WHAT IS REQUIRED: An exact transcription of all the records, free of pictures, is the expected answer.

SUPPLIED RECORDS:
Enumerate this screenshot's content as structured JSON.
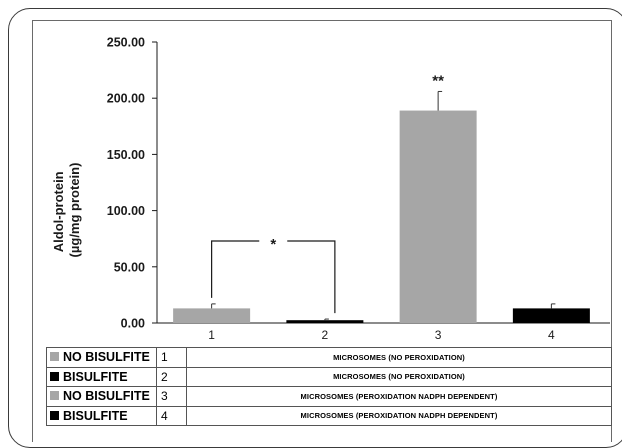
{
  "chart_data": {
    "type": "bar",
    "categories": [
      "1",
      "2",
      "3",
      "4"
    ],
    "values": [
      13,
      2.5,
      189,
      13
    ],
    "errors": [
      4,
      1,
      17,
      4
    ],
    "bar_colors": [
      "#a6a6a6",
      "#000000",
      "#a6a6a6",
      "#000000"
    ],
    "ylabel_lines": [
      "Aldol-protein",
      "(µg/mg protein)"
    ],
    "ylim": [
      0,
      250
    ],
    "yticks": [
      "0.00",
      "50.00",
      "100.00",
      "150.00",
      "200.00",
      "250.00"
    ],
    "annotations": [
      {
        "text": "*",
        "between": [
          "1",
          "2"
        ]
      },
      {
        "text": "**",
        "over": "3"
      }
    ]
  },
  "legend_table": [
    {
      "key": "NO BISULFITE",
      "color": "#a6a6a6",
      "num": "1",
      "desc": "MICROSOMES (NO PEROXIDATION)"
    },
    {
      "key": "BISULFITE",
      "color": "#000000",
      "num": "2",
      "desc": "MICROSOMES (NO PEROXIDATION)"
    },
    {
      "key": "NO BISULFITE",
      "color": "#a6a6a6",
      "num": "3",
      "desc": "MICROSOMES (PEROXIDATION NADPH DEPENDENT)"
    },
    {
      "key": "BISULFITE",
      "color": "#000000",
      "num": "4",
      "desc": "MICROSOMES (PEROXIDATION NADPH DEPENDENT)"
    }
  ]
}
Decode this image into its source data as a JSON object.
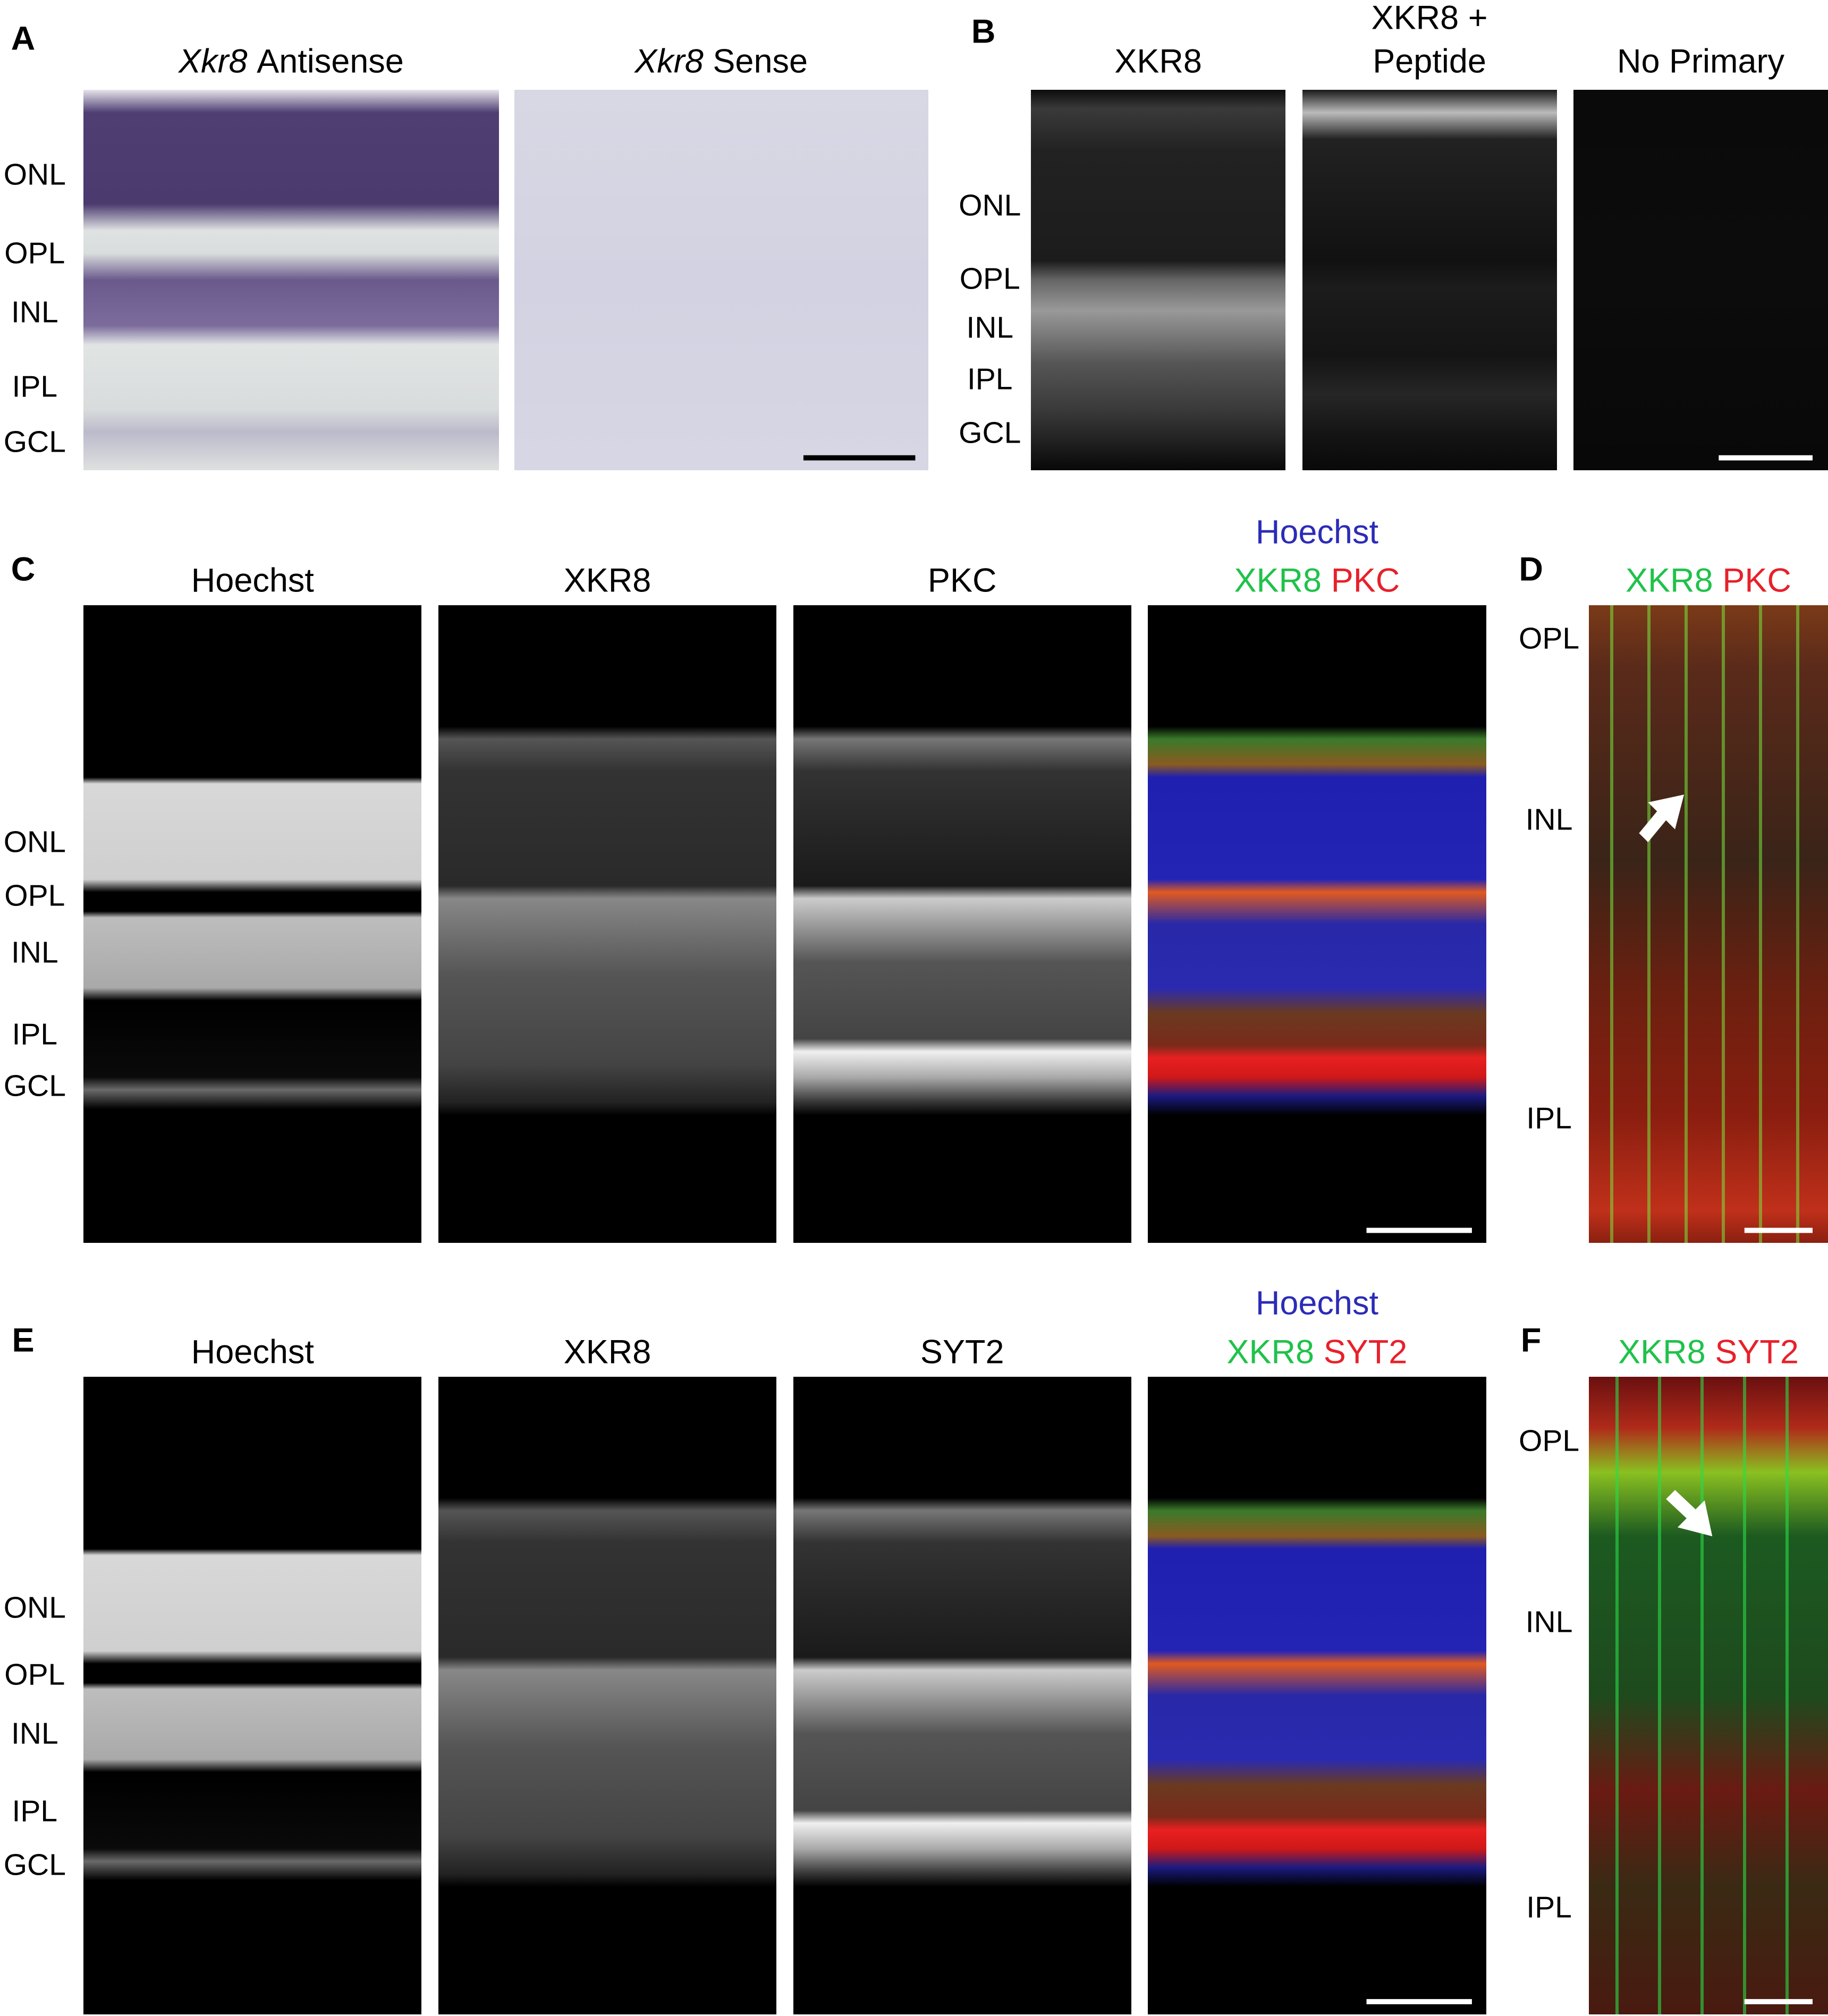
{
  "panel_a": {
    "letter": "A",
    "gene": "Xkr8",
    "images": [
      "Antisense",
      "Sense"
    ],
    "layers": [
      "ONL",
      "OPL",
      "INL",
      "IPL",
      "GCL"
    ]
  },
  "panel_b": {
    "letter": "B",
    "images": [
      [
        "XKR8"
      ],
      [
        "XKR8 +",
        "Peptide"
      ],
      [
        "No Primary"
      ]
    ],
    "layers": [
      "ONL",
      "OPL",
      "INL",
      "IPL",
      "GCL"
    ]
  },
  "panel_c": {
    "letter": "C",
    "images": [
      "Hoechst",
      "XKR8",
      "PKC"
    ],
    "merge": {
      "blue": "Hoechst",
      "green": "XKR8",
      "red": "PKC"
    },
    "layers": [
      "ONL",
      "OPL",
      "INL",
      "IPL",
      "GCL"
    ]
  },
  "panel_d": {
    "letter": "D",
    "green": "XKR8",
    "red": "PKC",
    "layers": [
      "OPL",
      "INL",
      "IPL"
    ]
  },
  "panel_e": {
    "letter": "E",
    "images": [
      "Hoechst",
      "XKR8",
      "SYT2"
    ],
    "merge": {
      "blue": "Hoechst",
      "green": "XKR8",
      "red": "SYT2"
    },
    "layers": [
      "ONL",
      "OPL",
      "INL",
      "IPL",
      "GCL"
    ]
  },
  "panel_f": {
    "letter": "F",
    "green": "XKR8",
    "red": "SYT2",
    "layers": [
      "OPL",
      "INL",
      "IPL"
    ]
  }
}
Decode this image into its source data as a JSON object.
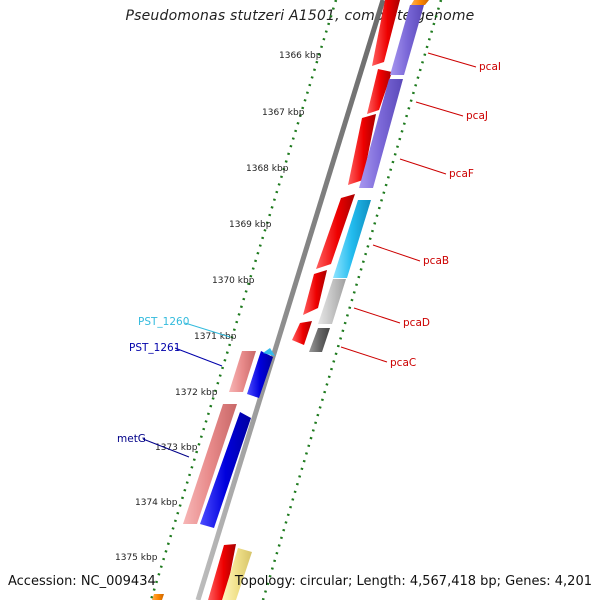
{
  "title": "Pseudomonas stutzeri A1501, complete genome",
  "footer": {
    "accession": "Accession: NC_009434",
    "summary": "Topology: circular; Length: 4,567,418 bp; Genes: 4,201"
  },
  "scale": {
    "tick_labels": [
      "1366 kbp",
      "1367 kbp",
      "1368 kbp",
      "1369 kbp",
      "1370 kbp",
      "1371 kbp",
      "1372 kbp",
      "1373 kbp",
      "1374 kbp",
      "1375 kbp"
    ]
  },
  "gene_labels": {
    "pcaI": "pcaI",
    "pcaJ": "pcaJ",
    "pcaF": "pcaF",
    "pcaB": "pcaB",
    "pcaD": "pcaD",
    "pcaC": "pcaC",
    "PST_1260": "PST_1260",
    "PST_1261": "PST_1261",
    "metG": "metG"
  },
  "colors": {
    "backbone": "#8a8a8a",
    "tick_green": "#1e7a1e",
    "cds_red": "#ee0000",
    "purple": "#7b68d8",
    "cyan": "#22bbee",
    "light_gray": "#c4c4c4",
    "dark_gray": "#666666",
    "pink": "#e88a8a",
    "blue": "#0000dd",
    "yellow": "#f0e08a",
    "orange": "#ff8800",
    "label_red": "#cc0000",
    "label_blue": "#0000aa",
    "label_navy": "#000088",
    "label_cyan": "#33bbdd"
  }
}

RESULT FOR THIS TASK:
Enumerate this screenshot's content as structured JSON.
{
  "chart_data": {
    "type": "bar",
    "categories": [
      "1",
      "2",
      "3",
      "4"
    ],
    "values": [
      13,
      2.5,
      189,
      13
    ],
    "errors": [
      4,
      1,
      17,
      4
    ],
    "bar_colors": [
      "#a6a6a6",
      "#000000",
      "#a6a6a6",
      "#000000"
    ],
    "ylabel_lines": [
      "Aldol-protein",
      "(µg/mg protein)"
    ],
    "ylim": [
      0,
      250
    ],
    "yticks": [
      "0.00",
      "50.00",
      "100.00",
      "150.00",
      "200.00",
      "250.00"
    ],
    "annotations": [
      {
        "text": "*",
        "between": [
          "1",
          "2"
        ]
      },
      {
        "text": "**",
        "over": "3"
      }
    ]
  },
  "legend_table": [
    {
      "key": "NO BISULFITE",
      "color": "#a6a6a6",
      "num": "1",
      "desc": "MICROSOMES (NO PEROXIDATION)"
    },
    {
      "key": "BISULFITE",
      "color": "#000000",
      "num": "2",
      "desc": "MICROSOMES (NO PEROXIDATION)"
    },
    {
      "key": "NO BISULFITE",
      "color": "#a6a6a6",
      "num": "3",
      "desc": "MICROSOMES (PEROXIDATION NADPH DEPENDENT)"
    },
    {
      "key": "BISULFITE",
      "color": "#000000",
      "num": "4",
      "desc": "MICROSOMES (PEROXIDATION NADPH DEPENDENT)"
    }
  ]
}
Decode this image into its source data as a JSON object.
{
  "panel_a": {
    "letter": "A",
    "gene": "Xkr8",
    "images": [
      "Antisense",
      "Sense"
    ],
    "layers": [
      "ONL",
      "OPL",
      "INL",
      "IPL",
      "GCL"
    ]
  },
  "panel_b": {
    "letter": "B",
    "images": [
      [
        "XKR8"
      ],
      [
        "XKR8 +",
        "Peptide"
      ],
      [
        "No Primary"
      ]
    ],
    "layers": [
      "ONL",
      "OPL",
      "INL",
      "IPL",
      "GCL"
    ]
  },
  "panel_c": {
    "letter": "C",
    "images": [
      "Hoechst",
      "XKR8",
      "PKC"
    ],
    "merge": {
      "blue": "Hoechst",
      "green": "XKR8",
      "red": "PKC"
    },
    "layers": [
      "ONL",
      "OPL",
      "INL",
      "IPL",
      "GCL"
    ]
  },
  "panel_d": {
    "letter": "D",
    "green": "XKR8",
    "red": "PKC",
    "layers": [
      "OPL",
      "INL",
      "IPL"
    ]
  },
  "panel_e": {
    "letter": "E",
    "images": [
      "Hoechst",
      "XKR8",
      "SYT2"
    ],
    "merge": {
      "blue": "Hoechst",
      "green": "XKR8",
      "red": "SYT2"
    },
    "layers": [
      "ONL",
      "OPL",
      "INL",
      "IPL",
      "GCL"
    ]
  },
  "panel_f": {
    "letter": "F",
    "green": "XKR8",
    "red": "SYT2",
    "layers": [
      "OPL",
      "INL",
      "IPL"
    ]
  }
}
Decode this image into its source data as a JSON object.
{
  "title": "Pseudomonas stutzeri A1501, complete genome",
  "footer": {
    "accession": "Accession: NC_009434",
    "summary": "Topology: circular; Length: 4,567,418 bp; Genes: 4,201"
  },
  "scale": {
    "tick_labels": [
      "1366 kbp",
      "1367 kbp",
      "1368 kbp",
      "1369 kbp",
      "1370 kbp",
      "1371 kbp",
      "1372 kbp",
      "1373 kbp",
      "1374 kbp",
      "1375 kbp"
    ]
  },
  "gene_labels": {
    "pcaI": "pcaI",
    "pcaJ": "pcaJ",
    "pcaF": "pcaF",
    "pcaB": "pcaB",
    "pcaD": "pcaD",
    "pcaC": "pcaC",
    "PST_1260": "PST_1260",
    "PST_1261": "PST_1261",
    "metG": "metG"
  },
  "colors": {
    "backbone": "#8a8a8a",
    "tick_green": "#1e7a1e",
    "cds_red": "#ee0000",
    "purple": "#7b68d8",
    "cyan": "#22bbee",
    "light_gray": "#c4c4c4",
    "dark_gray": "#666666",
    "pink": "#e88a8a",
    "blue": "#0000dd",
    "yellow": "#f0e08a",
    "orange": "#ff8800",
    "label_red": "#cc0000",
    "label_blue": "#0000aa",
    "label_navy": "#000088",
    "label_cyan": "#33bbdd"
  }
}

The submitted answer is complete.